◆ **PROMPT**
Which lines below hold the word "voicemail"? Report each one.

[Stored data entries]
= = = = = = =
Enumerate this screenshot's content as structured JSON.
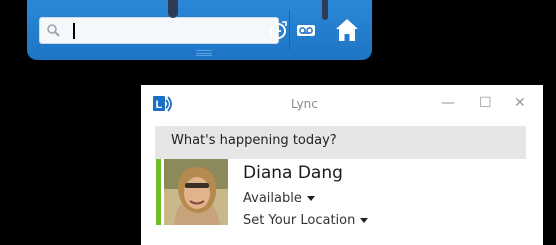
{
  "search": {
    "value": "",
    "placeholder": "",
    "icon": "search-icon"
  },
  "toolbar": {
    "buttons": [
      {
        "name": "recent-calls",
        "icon": "clock-arrow-icon"
      },
      {
        "name": "voicemail",
        "icon": "voicemail-icon"
      },
      {
        "name": "home",
        "icon": "home-icon"
      }
    ],
    "color": "#2a88d8"
  },
  "window": {
    "title": "Lync",
    "minimize": "—",
    "maximize": "☐",
    "close": "✕"
  },
  "status_note": "What's happening today?",
  "user": {
    "name": "Diana Dang",
    "presence": "Available",
    "location": "Set Your Location",
    "presence_color": "#6dbf2a"
  }
}
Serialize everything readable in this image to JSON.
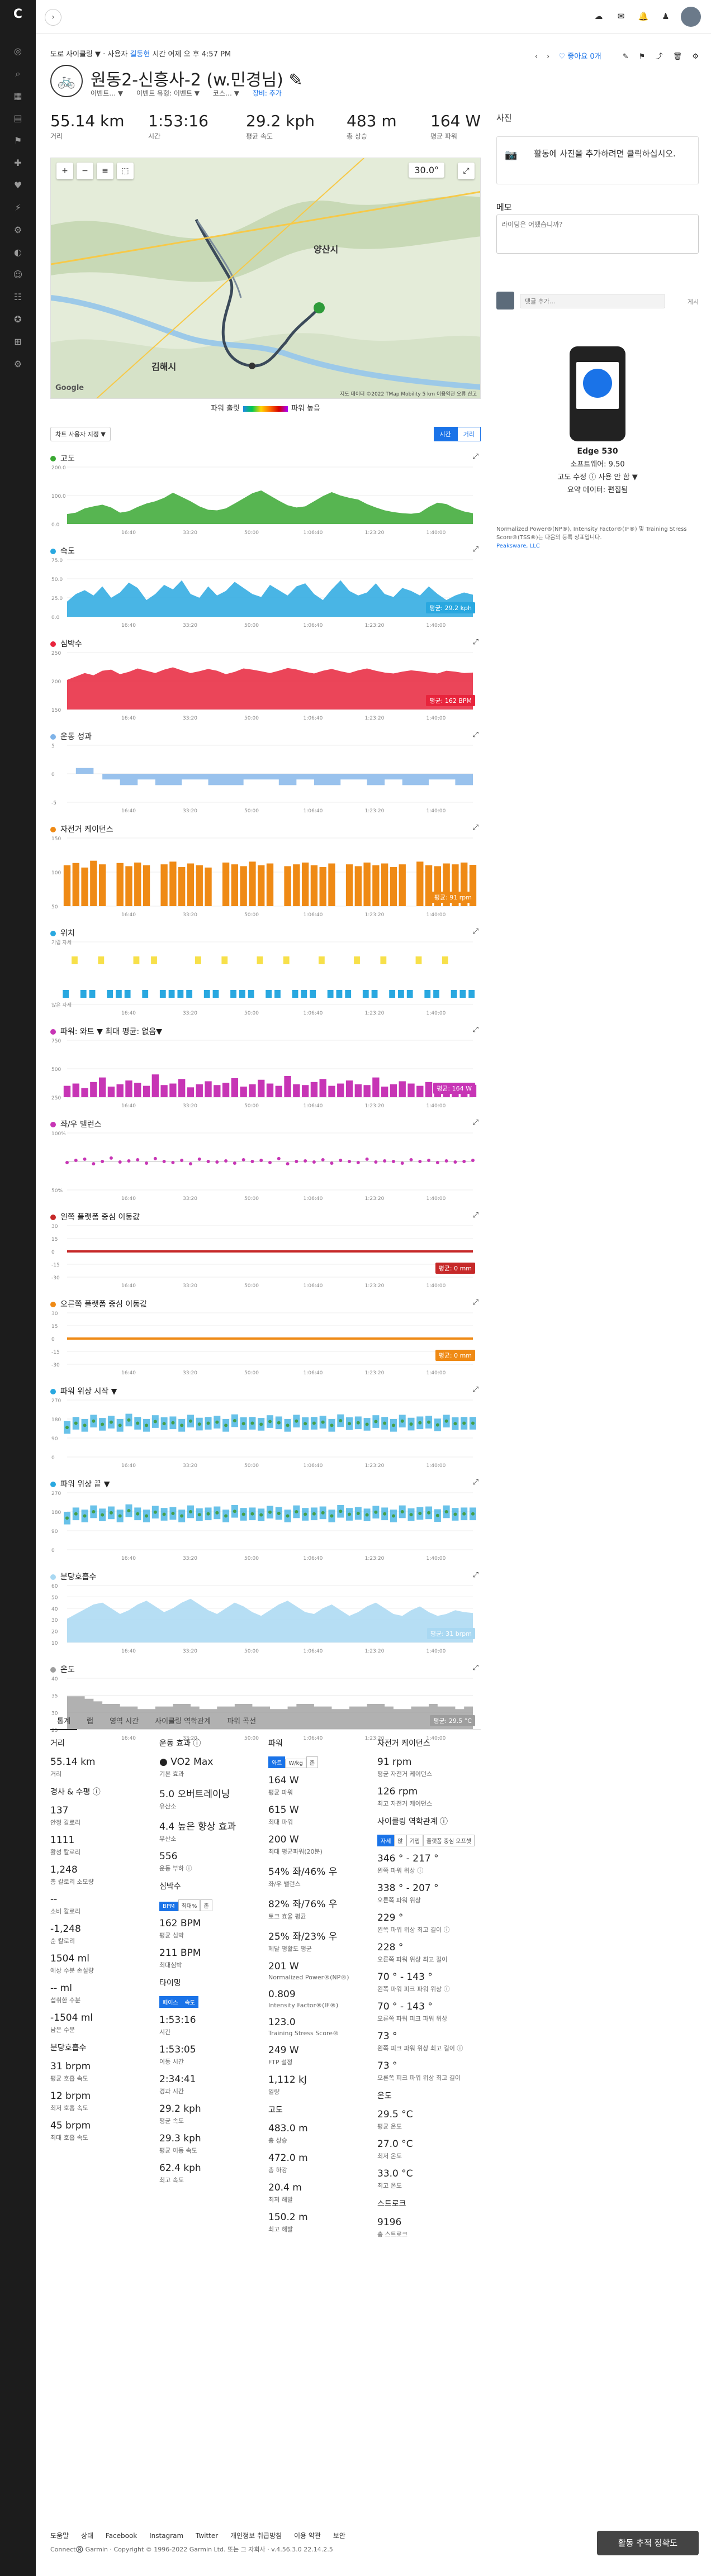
{
  "topbar": {
    "expand_icon": "chevron-right",
    "icons": [
      "cloud-sync-icon",
      "inbox-icon",
      "notification-icon",
      "user-add-icon"
    ]
  },
  "header": {
    "breadcrumb_prefix": "도로 사이클링 ▼ ·  사용자 ",
    "breadcrumb_link": "길동현",
    "breadcrumb_suffix": " 시간 어제 오 후 4:57 PM",
    "title": "원동2-신흥사-2 (w.민경님) ✎",
    "sub_items": [
      "이벤트… ▼",
      "이벤트 유형: 이벤트 ▼",
      "코스… ▼",
      "장비: 추가"
    ],
    "favorite_label": "♡ 좋아요 0개",
    "nav_prev": "‹",
    "nav_next": "›"
  },
  "summary": [
    {
      "value": "55.14 km",
      "label": "거리"
    },
    {
      "value": "1:53:16",
      "label": "시간"
    },
    {
      "value": "29.2 kph",
      "label": "평균 속도"
    },
    {
      "value": "483 m",
      "label": "총 상승"
    },
    {
      "value": "164 W",
      "label": "평균 파워"
    }
  ],
  "map": {
    "zoom_label": "30.0°",
    "labels": [
      {
        "text": "양산시"
      },
      {
        "text": "김해시"
      }
    ],
    "footer": "지도 데이터 ©2022 TMap Mobility  5 km  이용약관  오류 신고",
    "google": "Google"
  },
  "legend": {
    "left": "파워 출릿",
    "right": "파워 높음"
  },
  "chart_controls": {
    "selector": "차트 사용자 지정 ▼",
    "toggle": [
      "시간",
      "거리"
    ]
  },
  "x_ticks": [
    "16:40",
    "33:20",
    "50:00",
    "1:06:40",
    "1:23:20",
    "1:40:00"
  ],
  "chart_data": [
    {
      "type": "area",
      "title": "고도",
      "color": "#3aa832",
      "ylim": [
        0,
        200
      ],
      "yticks": [
        "200.0",
        "100.0",
        "0.0"
      ],
      "values": [
        35,
        40,
        55,
        62,
        68,
        58,
        40,
        45,
        60,
        72,
        80,
        92,
        110,
        95,
        80,
        62,
        50,
        48,
        55,
        72,
        90,
        108,
        118,
        100,
        82,
        66,
        58,
        62,
        80,
        98,
        112,
        100,
        92,
        86,
        70,
        58,
        48,
        42,
        38,
        36,
        40,
        60,
        75,
        70,
        55,
        44,
        38
      ],
      "badge": ""
    },
    {
      "type": "area",
      "title": "속도",
      "color": "#29a8e0",
      "ylim": [
        0,
        75
      ],
      "yticks": [
        "75.0",
        "50.0",
        "25.0",
        "0.0"
      ],
      "values": [
        20,
        30,
        35,
        28,
        40,
        25,
        32,
        45,
        38,
        22,
        30,
        42,
        36,
        48,
        30,
        25,
        40,
        28,
        34,
        46,
        38,
        30,
        26,
        42,
        35,
        28,
        40,
        44,
        30,
        22,
        36,
        48,
        34,
        28,
        32,
        44,
        30,
        26,
        38,
        34,
        28,
        40,
        30,
        22,
        28,
        32,
        29
      ],
      "badge": "평균: 29.2 kph"
    },
    {
      "type": "area",
      "title": "심박수",
      "color": "#e8243c",
      "ylim": [
        0,
        250
      ],
      "yticks": [
        "250",
        "200",
        "150"
      ],
      "values": [
        130,
        145,
        160,
        150,
        170,
        175,
        155,
        165,
        180,
        170,
        160,
        175,
        185,
        172,
        160,
        168,
        178,
        170,
        155,
        165,
        180,
        175,
        168,
        160,
        170,
        182,
        176,
        165,
        158,
        170,
        178,
        168,
        160,
        172,
        180,
        170,
        162,
        158,
        166,
        172,
        168,
        162,
        158,
        170,
        166,
        160,
        162
      ],
      "badge": "평균: 162 BPM"
    },
    {
      "type": "step",
      "title": "운동 성과",
      "color": "#7fb3e8",
      "ylim": [
        -5,
        5
      ],
      "yticks": [
        "5",
        "0",
        "-5"
      ],
      "values": [
        0,
        1,
        1,
        0,
        -1,
        -1,
        -2,
        -2,
        -1,
        -1,
        -2,
        -2,
        -2,
        -1,
        -1,
        -1,
        -2,
        -2,
        -2,
        -2,
        -1,
        -1,
        -1,
        -1,
        -2,
        -2,
        -1,
        -1,
        -2,
        -2,
        -2,
        -1,
        -1,
        -1,
        -2,
        -2,
        -1,
        -1,
        -2,
        -2,
        -2,
        -1,
        -1,
        -1,
        -2,
        -2,
        -2
      ],
      "badge": ""
    },
    {
      "type": "bars",
      "title": "자전거 케이던스",
      "color": "#ef8a15",
      "ylim": [
        0,
        150
      ],
      "yticks": [
        "150",
        "100",
        "50"
      ],
      "values": [
        90,
        95,
        85,
        100,
        92,
        0,
        95,
        88,
        96,
        90,
        0,
        92,
        98,
        86,
        94,
        90,
        85,
        0,
        96,
        92,
        88,
        98,
        90,
        94,
        0,
        88,
        92,
        96,
        90,
        86,
        94,
        0,
        92,
        88,
        96,
        90,
        94,
        86,
        92,
        0,
        98,
        90,
        88,
        94,
        92,
        96,
        91
      ],
      "badge": "평균: 91 rpm"
    },
    {
      "type": "position",
      "title": "위치",
      "color": "#29a8e0",
      "ylim": [
        0,
        1
      ],
      "yticks": [
        "기립 자세",
        "앉은 자세"
      ],
      "values": [
        0,
        1,
        0,
        0,
        1,
        0,
        0,
        0,
        1,
        0,
        1,
        0,
        0,
        0,
        0,
        1,
        0,
        0,
        1,
        0,
        0,
        0,
        1,
        0,
        0,
        1,
        0,
        0,
        0,
        1,
        0,
        0,
        0,
        1,
        0,
        0,
        1,
        0,
        0,
        0,
        1,
        0,
        0,
        1,
        0,
        0,
        0
      ],
      "badge": ""
    },
    {
      "type": "bars",
      "title": "파워: 와트 ▼   최대 평균: 없음▼",
      "color": "#c735b5",
      "ylim": [
        0,
        750
      ],
      "yticks": [
        "750",
        "500",
        "250"
      ],
      "values": [
        150,
        180,
        120,
        200,
        260,
        140,
        170,
        220,
        190,
        150,
        300,
        160,
        180,
        240,
        130,
        170,
        210,
        160,
        190,
        250,
        140,
        170,
        230,
        180,
        150,
        280,
        170,
        160,
        200,
        240,
        150,
        180,
        220,
        170,
        160,
        260,
        140,
        170,
        210,
        180,
        150,
        200,
        170,
        160,
        190,
        150,
        164
      ],
      "badge": "평균: 164 W"
    },
    {
      "type": "scatter",
      "title": "좌/우 밸런스",
      "color": "#c735b5",
      "ylim": [
        0,
        100
      ],
      "yticks": [
        "100%",
        "50%"
      ],
      "values": [
        48,
        52,
        54,
        46,
        50,
        56,
        49,
        51,
        53,
        47,
        55,
        50,
        48,
        52,
        46,
        54,
        50,
        49,
        51,
        47,
        53,
        50,
        52,
        48,
        55,
        46,
        50,
        51,
        49,
        53,
        47,
        52,
        50,
        48,
        54,
        49,
        51,
        50,
        47,
        53,
        50,
        52,
        48,
        51,
        49,
        50,
        52
      ],
      "badge": ""
    },
    {
      "type": "flat",
      "title": "왼쪽 플랫폼 중심 이동값",
      "color": "#c62828",
      "ylim": [
        -30,
        30
      ],
      "yticks": [
        "30",
        "15",
        "0",
        "-15",
        "-30"
      ],
      "values": [
        0,
        0,
        0,
        0,
        0,
        0,
        0,
        0,
        0,
        0,
        0,
        0,
        0,
        0,
        0,
        0,
        0,
        0,
        0,
        0,
        0,
        0,
        0,
        0,
        0,
        0,
        0,
        0,
        0,
        0,
        0,
        0,
        0,
        0,
        0,
        0,
        0,
        0,
        0,
        0,
        0,
        0,
        0,
        0,
        0,
        0,
        0
      ],
      "badge": "평균: 0 mm"
    },
    {
      "type": "flat",
      "title": "오른쪽 플랫폼 중심 이동값",
      "color": "#ef8a15",
      "ylim": [
        -30,
        30
      ],
      "yticks": [
        "30",
        "15",
        "0",
        "-15",
        "-30"
      ],
      "values": [
        0,
        0,
        0,
        0,
        0,
        0,
        0,
        0,
        0,
        0,
        0,
        0,
        0,
        0,
        0,
        0,
        0,
        0,
        0,
        0,
        0,
        0,
        0,
        0,
        0,
        0,
        0,
        0,
        0,
        0,
        0,
        0,
        0,
        0,
        0,
        0,
        0,
        0,
        0,
        0,
        0,
        0,
        0,
        0,
        0,
        0,
        0
      ],
      "badge": "평균: 0 mm"
    },
    {
      "type": "band",
      "title": "파워 위상 시작 ▼",
      "color": "#29a8e0",
      "ylim": [
        0,
        270
      ],
      "yticks": [
        "270",
        "180",
        "90",
        "0"
      ],
      "values": [
        140,
        160,
        150,
        170,
        155,
        165,
        150,
        175,
        160,
        150,
        168,
        158,
        162,
        150,
        170,
        156,
        160,
        165,
        150,
        172,
        158,
        160,
        155,
        168,
        162,
        150,
        170,
        158,
        160,
        165,
        150,
        172,
        158,
        162,
        155,
        168,
        160,
        150,
        170,
        156,
        162,
        165,
        152,
        170,
        158,
        160,
        160
      ],
      "badge": ""
    },
    {
      "type": "band",
      "title": "파워 위상 끝 ▼",
      "color": "#29a8e0",
      "ylim": [
        0,
        270
      ],
      "yticks": [
        "270",
        "180",
        "90",
        "0"
      ],
      "values": [
        150,
        170,
        160,
        180,
        165,
        175,
        160,
        185,
        170,
        160,
        178,
        168,
        172,
        160,
        180,
        166,
        170,
        175,
        160,
        182,
        168,
        170,
        165,
        178,
        172,
        160,
        180,
        168,
        170,
        175,
        160,
        182,
        168,
        172,
        165,
        178,
        170,
        160,
        180,
        166,
        172,
        175,
        162,
        180,
        168,
        170,
        170
      ],
      "badge": ""
    },
    {
      "type": "area",
      "title": "분당호흡수",
      "color": "#a9d8f2",
      "ylim": [
        0,
        60
      ],
      "yticks": [
        "60",
        "50",
        "40",
        "30",
        "20",
        "10"
      ],
      "values": [
        25,
        30,
        35,
        40,
        42,
        36,
        30,
        34,
        40,
        44,
        38,
        32,
        36,
        42,
        46,
        40,
        34,
        30,
        36,
        42,
        38,
        32,
        28,
        34,
        40,
        44,
        38,
        32,
        30,
        36,
        40,
        34,
        28,
        32,
        38,
        42,
        36,
        30,
        28,
        34,
        38,
        32,
        28,
        30,
        34,
        32,
        31
      ],
      "badge": "평균: 31 brpm"
    },
    {
      "type": "step",
      "title": "온도",
      "color": "#9e9e9e",
      "ylim": [
        20,
        40
      ],
      "yticks": [
        "40",
        "35",
        "30",
        "25"
      ],
      "values": [
        33,
        33,
        32,
        31,
        30,
        30,
        29,
        29,
        28,
        28,
        29,
        29,
        30,
        30,
        29,
        28,
        28,
        29,
        29,
        30,
        30,
        29,
        29,
        28,
        28,
        29,
        30,
        30,
        29,
        29,
        28,
        28,
        29,
        29,
        30,
        30,
        29,
        28,
        28,
        29,
        29,
        30,
        29,
        29,
        28,
        29,
        29
      ],
      "badge": "평균: 29.5 °C"
    }
  ],
  "right_column": {
    "photo_heading": "사진",
    "photo_text": "활동에 사진을 추가하려면 클릭하십시오.",
    "memo_heading": "메모",
    "memo_placeholder": "라이딩은 어땠습니까?",
    "comment_placeholder": "댓글 추가...",
    "comment_post": "게시",
    "device_name": "Edge 530",
    "software": "소프트웨어: 9.50",
    "elevation": "고도 수정 ⓘ 사용 안 함 ▼",
    "summary_data": "요약 데이터: 편집됨",
    "note": "Normalized Power®(NP®), Intensity Factor®(IF®) 및 Training Stress Score®(TSS®)는 다음의 등록 상표입니다.",
    "note_link": "Peaksware, LLC"
  },
  "bottom_tabs": [
    "통계",
    "랩",
    "영역 시간",
    "사이클링 역학관계",
    "파워 곡선"
  ],
  "stats_col1": [
    {
      "h": "거리"
    },
    {
      "v": "55.14 km",
      "l": "거리"
    },
    {
      "h": "경사 & 수평 ⓘ"
    },
    {
      "v": "137",
      "l": "안정 칼로리"
    },
    {
      "v": "1111",
      "l": "활성 칼로리"
    },
    {
      "v": "1,248",
      "l": "총 칼로리 소모량"
    },
    {
      "v": "--",
      "l": "소비 칼로리"
    },
    {
      "v": "-1,248",
      "l": "순 칼로리"
    },
    {
      "v": "1504 ml",
      "l": "예상 수분 손실량"
    },
    {
      "v": "-- ml",
      "l": "섭취한 수분"
    },
    {
      "v": "-1504 ml",
      "l": "남은 수분"
    },
    {
      "h": "분당호흡수"
    },
    {
      "v": "31 brpm",
      "l": "평균 호흡 속도"
    },
    {
      "v": "12 brpm",
      "l": "최저 호흡 속도"
    },
    {
      "v": "45 brpm",
      "l": "최대 호흡 속도"
    }
  ],
  "stats_col2": [
    {
      "h": "운동 효과 ⓘ"
    },
    {
      "v": "● VO2 Max",
      "l": "기본 효과"
    },
    {
      "v": "5.0 오버트레이닝",
      "l": "유산소"
    },
    {
      "v": "4.4 높은 향상 효과",
      "l": "무산소"
    },
    {
      "v": "556",
      "l": "운동 부하 ⓘ"
    },
    {
      "h": "심박수"
    },
    {
      "btns": [
        "BPM",
        "최대%",
        "존"
      ]
    },
    {
      "v": "162 BPM",
      "l": "평균 심박"
    },
    {
      "v": "211 BPM",
      "l": "최대심박"
    },
    {
      "h": "타이밍"
    },
    {
      "btns": [
        "페이스",
        "속도"
      ]
    },
    {
      "v": "1:53:16",
      "l": "시간"
    },
    {
      "v": "1:53:05",
      "l": "이동 시간"
    },
    {
      "v": "2:34:41",
      "l": "경과 시간"
    },
    {
      "v": "29.2 kph",
      "l": "평균 속도"
    },
    {
      "v": "29.3 kph",
      "l": "평균 이동 속도"
    },
    {
      "v": "62.4 kph",
      "l": "최고 속도"
    }
  ],
  "stats_col3": [
    {
      "h": "파워"
    },
    {
      "btns": [
        "와트",
        "W/kg",
        "존"
      ]
    },
    {
      "v": "164 W",
      "l": "평균 파워"
    },
    {
      "v": "615 W",
      "l": "최대 파워"
    },
    {
      "v": "200 W",
      "l": "최대 평균파워(20분)"
    },
    {
      "v": "54% 좌/46% 우",
      "l": "좌/우 밸런스"
    },
    {
      "v": "82% 좌/76% 우",
      "l": "토크 효율 평균"
    },
    {
      "v": "25% 좌/23% 우",
      "l": "페달 평활도 평균"
    },
    {
      "v": "201 W",
      "l": "Normalized Power®(NP®)"
    },
    {
      "v": "0.809",
      "l": "Intensity Factor®(IF®)"
    },
    {
      "v": "123.0",
      "l": "Training Stress Score®"
    },
    {
      "v": "249 W",
      "l": "FTP 설정"
    },
    {
      "v": "1,112 kJ",
      "l": "일량"
    },
    {
      "h": "고도"
    },
    {
      "v": "483.0 m",
      "l": "총 상승"
    },
    {
      "v": "472.0 m",
      "l": "총 하강"
    },
    {
      "v": "20.4 m",
      "l": "최저 해발"
    },
    {
      "v": "150.2 m",
      "l": "최고 해발"
    }
  ],
  "stats_col4": [
    {
      "h": "자전거 케이던스"
    },
    {
      "v": "91 rpm",
      "l": "평균 자전거 케이던스"
    },
    {
      "v": "126 rpm",
      "l": "최고 자전거 케이던스"
    },
    {
      "h": "사이클링 역학관계 ⓘ"
    },
    {
      "btns": [
        "자세",
        "앉",
        "기립",
        "플랫폼 중심 오프셋"
      ]
    },
    {
      "v": "346 ° - 217 °",
      "l": "왼쪽 파워 위상 ⓘ"
    },
    {
      "v": "338 ° - 207 °",
      "l": "오른쪽 파워 위상"
    },
    {
      "v": "229 °",
      "l": "왼쪽 파워 위상 최고 길이 ⓘ"
    },
    {
      "v": "228 °",
      "l": "오른쪽 파워 위상 최고 길이"
    },
    {
      "v": "70 ° - 143 °",
      "l": "왼쪽 파워 피크 파워 위상 ⓘ"
    },
    {
      "v": "70 ° - 143 °",
      "l": "오른쪽 파워 피크 파워 위상"
    },
    {
      "v": "73 °",
      "l": "왼쪽 피크 파워 위상 최고 길이 ⓘ"
    },
    {
      "v": "73 °",
      "l": "오른쪽 피크 파워 위상 최고 길이"
    },
    {
      "h": "온도"
    },
    {
      "v": "29.5 °C",
      "l": "평균 온도"
    },
    {
      "v": "27.0 °C",
      "l": "최저 온도"
    },
    {
      "v": "33.0 °C",
      "l": "최고 온도"
    },
    {
      "h": "스트로크"
    },
    {
      "v": "9196",
      "l": "총 스트로크"
    }
  ],
  "footer": {
    "links": [
      "도움말",
      "상태",
      "Facebook",
      "Instagram",
      "Twitter",
      "개인정보 취급방침",
      "이용 약관",
      "보안"
    ],
    "copyright": "Connect®️ Garmin · Copyright © 1996-2022 Garmin Ltd. 또는 그 자회사 · v.4.56.3.0 22.14.2.5",
    "track_button": "활동 추적 정확도"
  }
}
= = = = = = =
◆ **EXPECTED ANSWER**
        "name": "voicemail",
        "icon": "voicemail-icon"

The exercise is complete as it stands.